** BEGIN Stored rows **

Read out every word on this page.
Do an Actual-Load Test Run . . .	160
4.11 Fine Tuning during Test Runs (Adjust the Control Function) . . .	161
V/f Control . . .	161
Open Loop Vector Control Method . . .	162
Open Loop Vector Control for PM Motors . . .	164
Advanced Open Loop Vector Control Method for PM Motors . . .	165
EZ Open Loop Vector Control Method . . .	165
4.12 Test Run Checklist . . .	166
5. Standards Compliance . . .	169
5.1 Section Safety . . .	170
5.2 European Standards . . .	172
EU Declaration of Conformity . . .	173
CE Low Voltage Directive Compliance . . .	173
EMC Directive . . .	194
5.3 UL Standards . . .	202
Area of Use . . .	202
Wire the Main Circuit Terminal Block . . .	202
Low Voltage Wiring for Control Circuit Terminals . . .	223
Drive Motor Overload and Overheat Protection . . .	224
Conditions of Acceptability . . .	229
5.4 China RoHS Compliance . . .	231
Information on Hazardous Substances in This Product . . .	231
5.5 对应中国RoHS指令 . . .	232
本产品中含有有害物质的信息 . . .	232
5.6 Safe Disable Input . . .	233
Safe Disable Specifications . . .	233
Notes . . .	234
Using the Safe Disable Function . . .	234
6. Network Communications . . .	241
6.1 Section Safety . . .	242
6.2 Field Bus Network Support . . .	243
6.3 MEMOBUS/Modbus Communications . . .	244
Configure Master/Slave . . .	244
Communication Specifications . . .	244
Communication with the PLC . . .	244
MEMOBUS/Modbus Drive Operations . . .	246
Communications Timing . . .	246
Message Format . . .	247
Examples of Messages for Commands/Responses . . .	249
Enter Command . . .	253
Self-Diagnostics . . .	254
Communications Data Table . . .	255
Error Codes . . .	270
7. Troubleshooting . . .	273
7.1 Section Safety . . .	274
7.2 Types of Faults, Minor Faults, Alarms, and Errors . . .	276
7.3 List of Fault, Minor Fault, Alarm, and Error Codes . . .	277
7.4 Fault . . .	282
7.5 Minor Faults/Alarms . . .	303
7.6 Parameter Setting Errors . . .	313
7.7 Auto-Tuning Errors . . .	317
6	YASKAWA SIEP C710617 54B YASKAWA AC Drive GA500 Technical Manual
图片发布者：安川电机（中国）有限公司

** END Stored rows **

#### Goal
Each line above must be reproduced exactly as it stands.

#### Full answer
Read out every word on this page.
Do an Actual-Load Test Run . . .	160
4.11 Fine Tuning during Test Runs (Adjust the Control Function) . . .	161
V/f Control . . .	161
Open Loop Vector Control Method . . .	162
Open Loop Vector Control for PM Motors . . .	164
Advanced Open Loop Vector Control Method for PM Motors . . .	165
EZ Open Loop Vector Control Method . . .	165
4.12 Test Run Checklist . . .	166
5. Standards Compliance . . .	169
5.1 Section Safety . . .	170
5.2 European Standards . . .	172
EU Declaration of Conformity . . .	173
CE Low Voltage Directive Compliance . . .	173
EMC Directive . . .	194
5.3 UL Standards . . .	202
Area of Use . . .	202
Wire the Main Circuit Terminal Block . . .	202
Low Voltage Wiring for Control Circuit Terminals . . .	223
Drive Motor Overload and Overheat Protection . . .	224
Conditions of Acceptability . . .	229
5.4 China RoHS Compliance . . .	231
Information on Hazardous Substances in This Product . . .	231
5.5 对应中国RoHS指令 . . .	232
本产品中含有有害物质的信息 . . .	232
5.6 Safe Disable Input . . .	233
Safe Disable Specifications . . .	233
Notes . . .	234
Using the Safe Disable Function . . .	234
6. Network Communications . . .	241
6.1 Section Safety . . .	242
6.2 Field Bus Network Support . . .	243
6.3 MEMOBUS/Modbus Communications . . .	244
Configure Master/Slave . . .	244
Communication Specifications . . .	244
Communication with the PLC . . .	244
MEMOBUS/Modbus Drive Operations . . .	246
Communications Timing . . .	246
Message Format . . .	247
Examples of Messages for Commands/Responses . . .	249
Enter Command . . .	253
Self-Diagnostics . . .	254
Communications Data Table . . .	255
Error Codes . . .	270
7. Troubleshooting . . .	273
7.1 Section Safety . . .	274
7.2 Types of Faults, Minor Faults, Alarms, and Errors . . .	276
7.3 List of Fault, Minor Fault, Alarm, and Error Codes . . .	277
7.4 Fault . . .	282
7.5 Minor Faults/Alarms . . .	303
7.6 Parameter Setting Errors . . .	313
7.7 Auto-Tuning Errors . . .	317
6	YASKAWA SIEP C710617 54B YASKAWA AC Drive GA500 Technical Manual
图片发布者：安川电机（中国）有限公司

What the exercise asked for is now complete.